Information shown:
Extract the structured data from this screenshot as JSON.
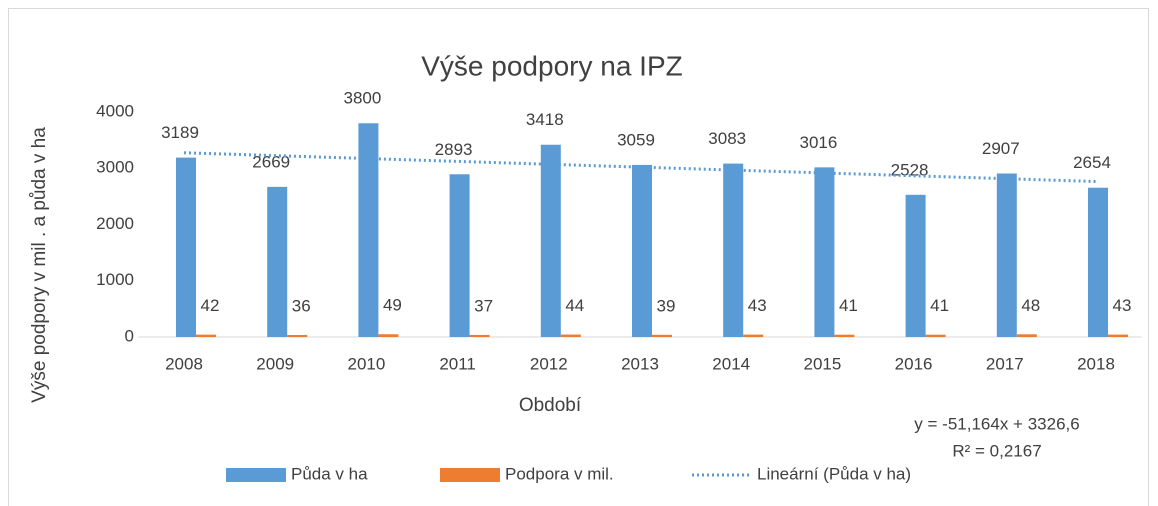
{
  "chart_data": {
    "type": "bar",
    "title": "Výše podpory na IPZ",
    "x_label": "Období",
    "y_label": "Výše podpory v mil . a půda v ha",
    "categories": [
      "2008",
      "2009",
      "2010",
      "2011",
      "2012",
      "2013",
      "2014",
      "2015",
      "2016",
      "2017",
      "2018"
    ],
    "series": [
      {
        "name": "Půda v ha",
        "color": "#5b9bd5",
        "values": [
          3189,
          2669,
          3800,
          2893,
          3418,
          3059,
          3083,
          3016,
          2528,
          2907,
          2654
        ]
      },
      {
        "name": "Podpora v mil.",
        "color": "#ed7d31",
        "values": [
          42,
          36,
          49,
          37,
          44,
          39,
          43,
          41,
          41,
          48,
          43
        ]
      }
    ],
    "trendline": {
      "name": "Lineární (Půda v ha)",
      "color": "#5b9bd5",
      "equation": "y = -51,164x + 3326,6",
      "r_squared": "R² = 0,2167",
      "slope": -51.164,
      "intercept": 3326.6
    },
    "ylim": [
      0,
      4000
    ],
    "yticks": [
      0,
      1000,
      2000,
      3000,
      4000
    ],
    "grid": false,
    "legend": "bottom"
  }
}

---

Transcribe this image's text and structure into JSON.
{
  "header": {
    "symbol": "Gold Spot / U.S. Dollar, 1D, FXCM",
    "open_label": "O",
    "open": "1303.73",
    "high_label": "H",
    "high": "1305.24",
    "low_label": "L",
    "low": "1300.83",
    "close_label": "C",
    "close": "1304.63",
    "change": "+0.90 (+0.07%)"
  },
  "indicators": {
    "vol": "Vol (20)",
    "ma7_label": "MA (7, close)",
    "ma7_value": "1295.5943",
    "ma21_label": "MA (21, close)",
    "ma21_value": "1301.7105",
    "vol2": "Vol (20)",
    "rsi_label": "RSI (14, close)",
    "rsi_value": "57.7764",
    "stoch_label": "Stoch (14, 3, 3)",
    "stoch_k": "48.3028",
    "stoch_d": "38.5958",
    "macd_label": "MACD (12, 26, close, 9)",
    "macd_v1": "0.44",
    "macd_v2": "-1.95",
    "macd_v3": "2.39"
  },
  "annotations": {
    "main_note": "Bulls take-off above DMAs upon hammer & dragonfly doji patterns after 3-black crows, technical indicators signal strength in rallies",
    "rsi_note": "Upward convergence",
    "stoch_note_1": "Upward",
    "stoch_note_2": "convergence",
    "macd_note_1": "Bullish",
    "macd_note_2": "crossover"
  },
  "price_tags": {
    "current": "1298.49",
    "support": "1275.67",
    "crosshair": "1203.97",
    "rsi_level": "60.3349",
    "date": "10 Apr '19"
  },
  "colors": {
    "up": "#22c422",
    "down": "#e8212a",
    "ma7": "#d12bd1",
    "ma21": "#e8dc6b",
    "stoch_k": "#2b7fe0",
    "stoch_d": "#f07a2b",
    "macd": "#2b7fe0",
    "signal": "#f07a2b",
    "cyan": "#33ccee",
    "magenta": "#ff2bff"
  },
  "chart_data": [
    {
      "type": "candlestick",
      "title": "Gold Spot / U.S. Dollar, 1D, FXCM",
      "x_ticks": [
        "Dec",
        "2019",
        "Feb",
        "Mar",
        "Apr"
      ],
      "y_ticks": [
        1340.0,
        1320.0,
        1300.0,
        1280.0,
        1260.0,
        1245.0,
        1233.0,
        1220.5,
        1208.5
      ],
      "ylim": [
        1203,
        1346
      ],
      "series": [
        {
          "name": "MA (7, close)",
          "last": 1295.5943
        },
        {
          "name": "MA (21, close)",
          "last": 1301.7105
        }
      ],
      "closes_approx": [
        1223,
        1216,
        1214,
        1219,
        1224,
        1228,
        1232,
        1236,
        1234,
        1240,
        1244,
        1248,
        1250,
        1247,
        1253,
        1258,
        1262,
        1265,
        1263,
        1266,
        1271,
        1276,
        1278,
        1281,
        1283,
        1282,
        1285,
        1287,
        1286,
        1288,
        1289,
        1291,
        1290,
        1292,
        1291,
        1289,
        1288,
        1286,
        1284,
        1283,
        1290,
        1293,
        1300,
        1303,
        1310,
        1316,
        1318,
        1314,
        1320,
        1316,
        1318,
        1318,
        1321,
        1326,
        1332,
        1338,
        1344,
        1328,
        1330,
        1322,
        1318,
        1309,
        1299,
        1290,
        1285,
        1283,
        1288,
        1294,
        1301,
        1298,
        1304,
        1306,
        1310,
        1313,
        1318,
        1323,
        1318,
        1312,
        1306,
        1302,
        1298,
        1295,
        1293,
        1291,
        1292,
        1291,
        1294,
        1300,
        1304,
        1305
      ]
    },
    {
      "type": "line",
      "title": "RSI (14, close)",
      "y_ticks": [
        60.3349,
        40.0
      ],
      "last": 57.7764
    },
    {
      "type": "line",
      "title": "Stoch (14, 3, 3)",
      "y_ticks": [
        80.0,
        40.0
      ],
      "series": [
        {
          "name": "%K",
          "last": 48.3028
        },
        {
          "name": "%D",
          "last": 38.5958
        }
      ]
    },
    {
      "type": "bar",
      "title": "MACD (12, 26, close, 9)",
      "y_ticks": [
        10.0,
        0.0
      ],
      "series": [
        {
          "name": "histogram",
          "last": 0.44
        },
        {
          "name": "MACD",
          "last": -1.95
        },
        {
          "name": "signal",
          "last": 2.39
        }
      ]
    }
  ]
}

--

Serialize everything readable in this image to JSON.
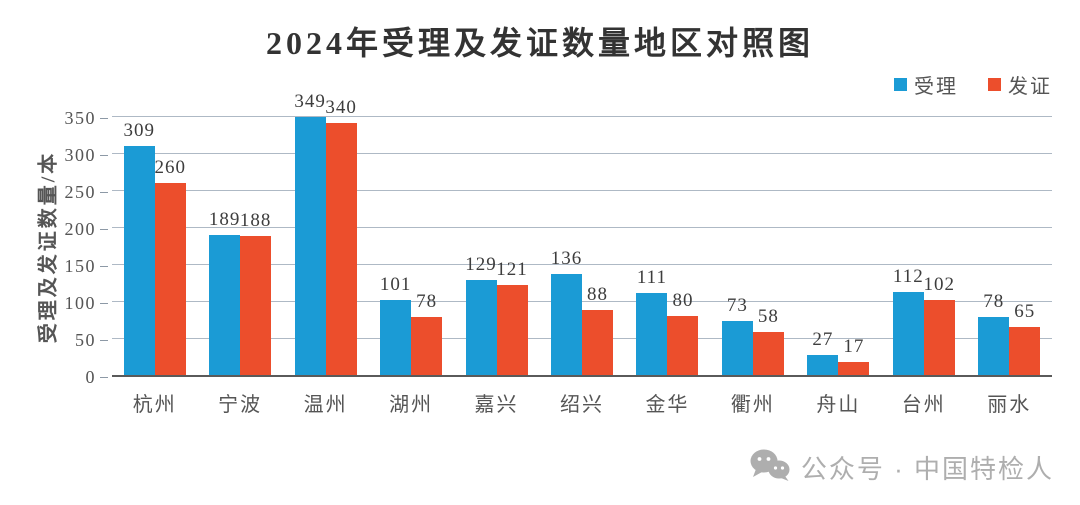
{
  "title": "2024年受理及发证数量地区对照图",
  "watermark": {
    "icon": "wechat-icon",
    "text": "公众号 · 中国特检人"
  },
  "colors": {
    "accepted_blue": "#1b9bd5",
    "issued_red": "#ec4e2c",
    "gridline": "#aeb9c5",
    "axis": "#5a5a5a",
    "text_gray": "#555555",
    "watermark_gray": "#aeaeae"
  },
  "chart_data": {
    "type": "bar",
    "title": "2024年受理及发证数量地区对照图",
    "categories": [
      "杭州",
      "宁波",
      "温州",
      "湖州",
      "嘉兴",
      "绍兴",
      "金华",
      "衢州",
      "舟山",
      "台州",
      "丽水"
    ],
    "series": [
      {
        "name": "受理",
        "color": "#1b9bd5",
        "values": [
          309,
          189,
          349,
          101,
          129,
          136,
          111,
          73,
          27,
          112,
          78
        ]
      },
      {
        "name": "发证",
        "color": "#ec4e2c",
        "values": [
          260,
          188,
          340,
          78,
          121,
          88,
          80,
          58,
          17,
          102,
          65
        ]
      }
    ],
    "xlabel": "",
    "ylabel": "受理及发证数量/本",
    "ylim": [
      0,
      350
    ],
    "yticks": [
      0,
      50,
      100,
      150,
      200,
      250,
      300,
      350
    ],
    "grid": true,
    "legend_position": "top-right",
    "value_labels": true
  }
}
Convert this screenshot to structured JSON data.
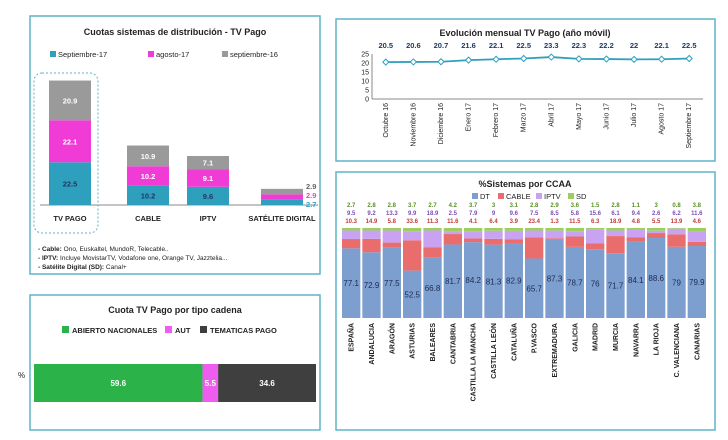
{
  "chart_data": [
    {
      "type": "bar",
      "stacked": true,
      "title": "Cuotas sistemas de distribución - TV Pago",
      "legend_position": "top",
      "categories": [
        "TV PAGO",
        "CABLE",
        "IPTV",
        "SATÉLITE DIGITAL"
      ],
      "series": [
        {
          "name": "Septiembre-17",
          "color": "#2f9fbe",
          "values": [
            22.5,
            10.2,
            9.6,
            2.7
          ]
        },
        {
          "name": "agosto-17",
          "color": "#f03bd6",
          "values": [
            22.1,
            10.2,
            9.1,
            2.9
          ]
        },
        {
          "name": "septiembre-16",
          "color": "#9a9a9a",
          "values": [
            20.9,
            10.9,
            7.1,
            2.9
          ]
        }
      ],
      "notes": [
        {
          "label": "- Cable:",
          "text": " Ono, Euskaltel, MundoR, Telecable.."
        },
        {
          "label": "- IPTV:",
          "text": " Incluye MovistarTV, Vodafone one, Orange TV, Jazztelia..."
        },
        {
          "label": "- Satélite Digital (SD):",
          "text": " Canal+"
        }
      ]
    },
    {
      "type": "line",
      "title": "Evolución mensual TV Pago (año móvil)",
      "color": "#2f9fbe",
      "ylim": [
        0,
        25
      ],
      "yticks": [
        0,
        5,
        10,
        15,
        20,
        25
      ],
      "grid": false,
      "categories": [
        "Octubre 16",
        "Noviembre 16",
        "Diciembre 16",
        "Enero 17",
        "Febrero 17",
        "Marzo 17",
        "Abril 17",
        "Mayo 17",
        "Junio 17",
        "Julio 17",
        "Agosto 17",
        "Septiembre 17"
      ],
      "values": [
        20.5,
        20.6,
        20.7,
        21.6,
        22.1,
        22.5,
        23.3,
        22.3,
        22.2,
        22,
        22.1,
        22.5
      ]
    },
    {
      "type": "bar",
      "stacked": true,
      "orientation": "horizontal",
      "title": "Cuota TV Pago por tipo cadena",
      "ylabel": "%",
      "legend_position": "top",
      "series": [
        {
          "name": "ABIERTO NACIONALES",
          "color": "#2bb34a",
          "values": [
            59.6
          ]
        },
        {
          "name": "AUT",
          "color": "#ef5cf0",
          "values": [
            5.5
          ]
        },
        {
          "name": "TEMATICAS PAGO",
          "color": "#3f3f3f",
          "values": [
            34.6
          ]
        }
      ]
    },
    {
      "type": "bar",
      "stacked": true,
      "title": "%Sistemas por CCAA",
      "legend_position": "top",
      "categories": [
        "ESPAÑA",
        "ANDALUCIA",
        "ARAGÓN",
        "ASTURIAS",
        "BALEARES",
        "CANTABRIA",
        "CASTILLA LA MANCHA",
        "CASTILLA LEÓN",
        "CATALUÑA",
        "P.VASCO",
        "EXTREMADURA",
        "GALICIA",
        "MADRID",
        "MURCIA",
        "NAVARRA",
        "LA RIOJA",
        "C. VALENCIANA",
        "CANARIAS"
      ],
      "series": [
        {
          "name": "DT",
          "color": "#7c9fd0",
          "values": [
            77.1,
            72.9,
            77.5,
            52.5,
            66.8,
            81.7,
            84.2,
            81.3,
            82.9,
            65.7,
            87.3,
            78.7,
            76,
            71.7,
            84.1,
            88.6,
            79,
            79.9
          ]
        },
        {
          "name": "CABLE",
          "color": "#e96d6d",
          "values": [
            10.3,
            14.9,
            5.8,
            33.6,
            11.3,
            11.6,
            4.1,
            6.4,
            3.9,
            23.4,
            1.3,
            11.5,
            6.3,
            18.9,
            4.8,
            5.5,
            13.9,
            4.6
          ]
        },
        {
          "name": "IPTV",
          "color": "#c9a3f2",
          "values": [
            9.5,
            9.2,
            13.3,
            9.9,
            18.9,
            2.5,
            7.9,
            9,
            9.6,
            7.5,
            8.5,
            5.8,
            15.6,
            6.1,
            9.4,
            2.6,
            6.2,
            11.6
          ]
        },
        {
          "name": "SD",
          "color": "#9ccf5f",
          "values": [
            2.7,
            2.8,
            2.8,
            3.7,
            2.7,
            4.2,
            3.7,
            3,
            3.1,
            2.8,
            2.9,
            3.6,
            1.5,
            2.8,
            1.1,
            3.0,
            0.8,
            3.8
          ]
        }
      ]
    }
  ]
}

Exercise requirements: Gather each line from the listing above that holds "image".

Task solution:
Transcribe this image's text and structure into JSON.
Serialize everything readable in this image to JSON.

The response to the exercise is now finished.